# EXERCISE MATERIAL
● ● ● ● ● ● ●

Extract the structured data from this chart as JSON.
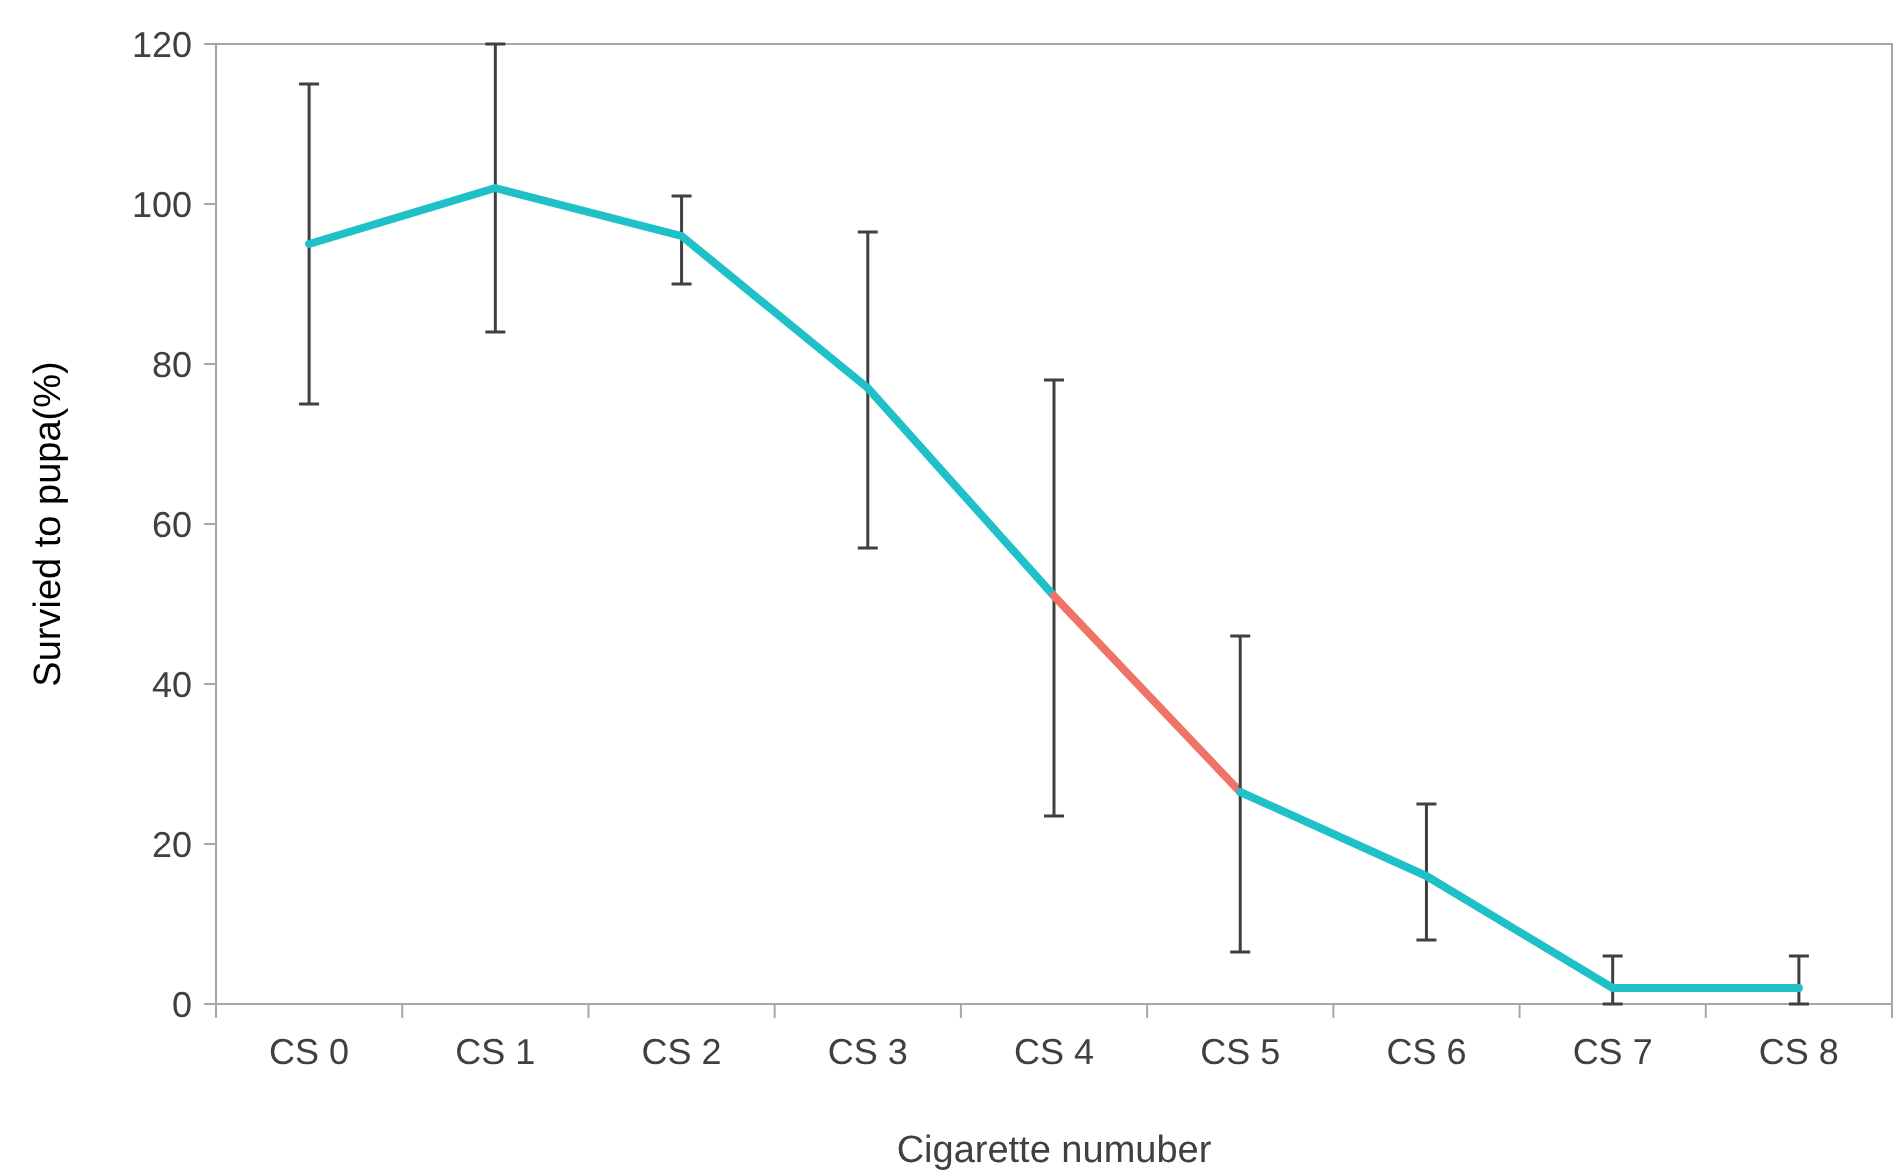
{
  "chart_data": {
    "type": "line",
    "xlabel": "Cigarette numuber",
    "ylabel": "Survied to pupa(%)",
    "categories": [
      "CS 0",
      "CS 1",
      "CS 2",
      "CS 3",
      "CS 4",
      "CS 5",
      "CS 6",
      "CS 7",
      "CS 8"
    ],
    "series": [
      {
        "color": "#1fc0c8",
        "values": [
          95,
          102,
          96,
          77,
          51,
          null,
          null,
          null,
          null
        ],
        "errors": [
          [
            75,
            115
          ],
          [
            84,
            120
          ],
          [
            90,
            101
          ],
          [
            57,
            96.5
          ],
          [
            23.5,
            78
          ],
          null,
          null,
          null,
          null
        ]
      },
      {
        "color": "#f07368",
        "values": [
          null,
          null,
          null,
          null,
          51,
          26.5,
          null,
          null,
          null
        ]
      },
      {
        "color": "#1fc0c8",
        "values": [
          null,
          null,
          null,
          null,
          null,
          26.5,
          16,
          2,
          2
        ],
        "errors": [
          null,
          null,
          null,
          null,
          null,
          [
            6.5,
            46
          ],
          [
            8,
            25
          ],
          [
            0,
            6
          ],
          [
            0,
            6
          ]
        ]
      }
    ],
    "ylim": [
      0,
      120
    ],
    "yticks": [
      0,
      20,
      40,
      60,
      80,
      100,
      120
    ],
    "grid": false,
    "line_style": "solid",
    "marker": "none"
  }
}
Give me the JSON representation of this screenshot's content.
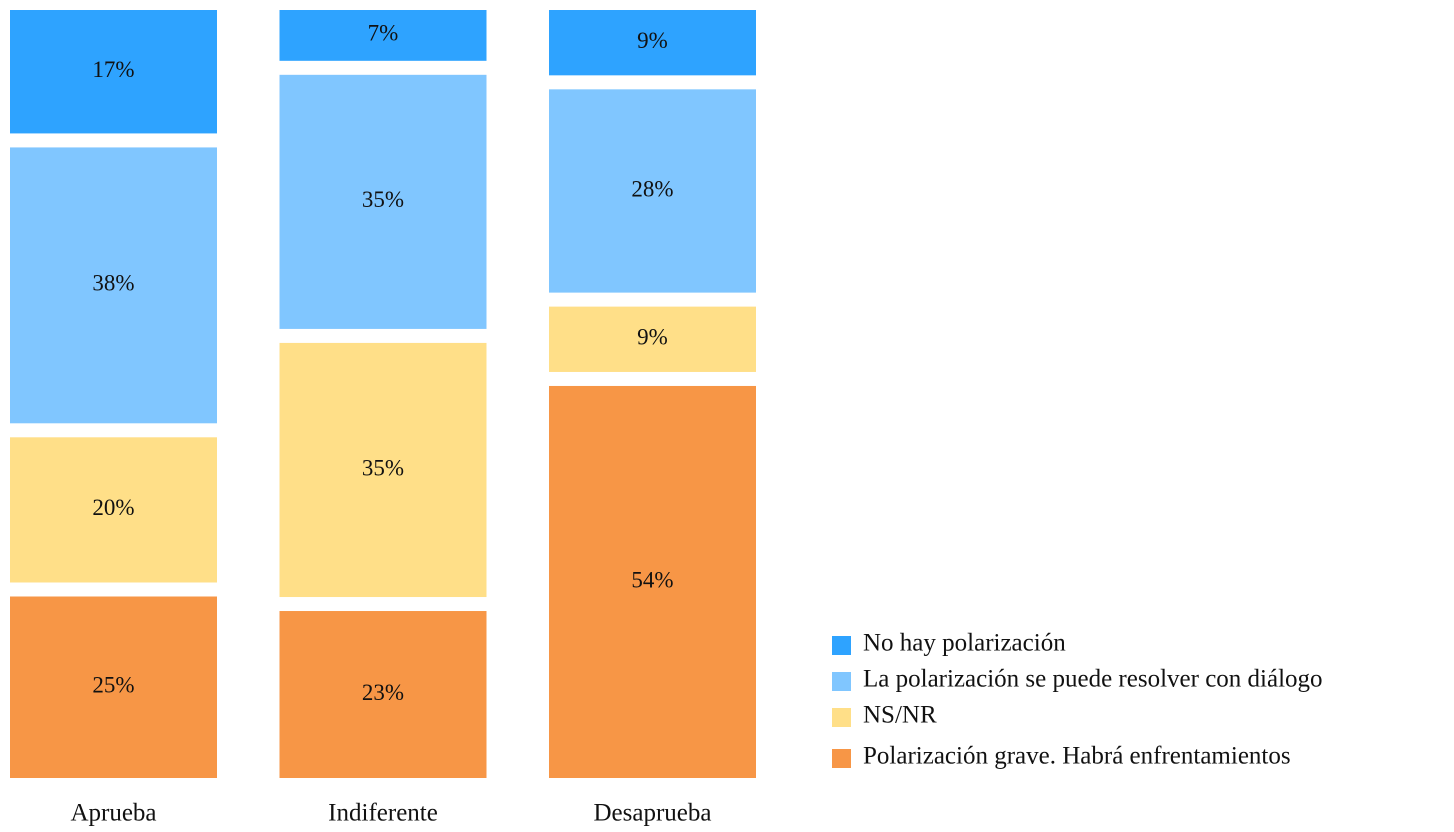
{
  "chart_data": {
    "type": "stacked_bar",
    "categories": [
      "Aprueba",
      "Indiferente",
      "Desaprueba"
    ],
    "ylim": [
      0,
      100
    ],
    "series": [
      {
        "name": "No hay polarización",
        "color": "#2ea3ff",
        "values": [
          17,
          7,
          9
        ],
        "value_labels": [
          "17%",
          "7%",
          "9%"
        ]
      },
      {
        "name": "La polarización se puede resolver con diálogo",
        "color": "#80c6ff",
        "values": [
          38,
          35,
          28
        ],
        "value_labels": [
          "38%",
          "35%",
          "28%"
        ]
      },
      {
        "name": "NS/NR",
        "color": "#ffdf88",
        "values": [
          20,
          35,
          9
        ],
        "value_labels": [
          "20%",
          "35%",
          "9%"
        ]
      },
      {
        "name": "Polarización grave. Habrá enfrentamientos",
        "color": "#f79646",
        "values": [
          25,
          23,
          54
        ],
        "value_labels": [
          "25%",
          "23%",
          "54%"
        ]
      }
    ],
    "legend": "right"
  }
}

● ● ● ● ● ● ●

# WHAT THIS TASK INVOLVES
Copy each line of the listing that includes "JSON".

# FULL ANSWER
Extract the structured data from this chart as JSON.
Give me the JSON representation of this screenshot's content.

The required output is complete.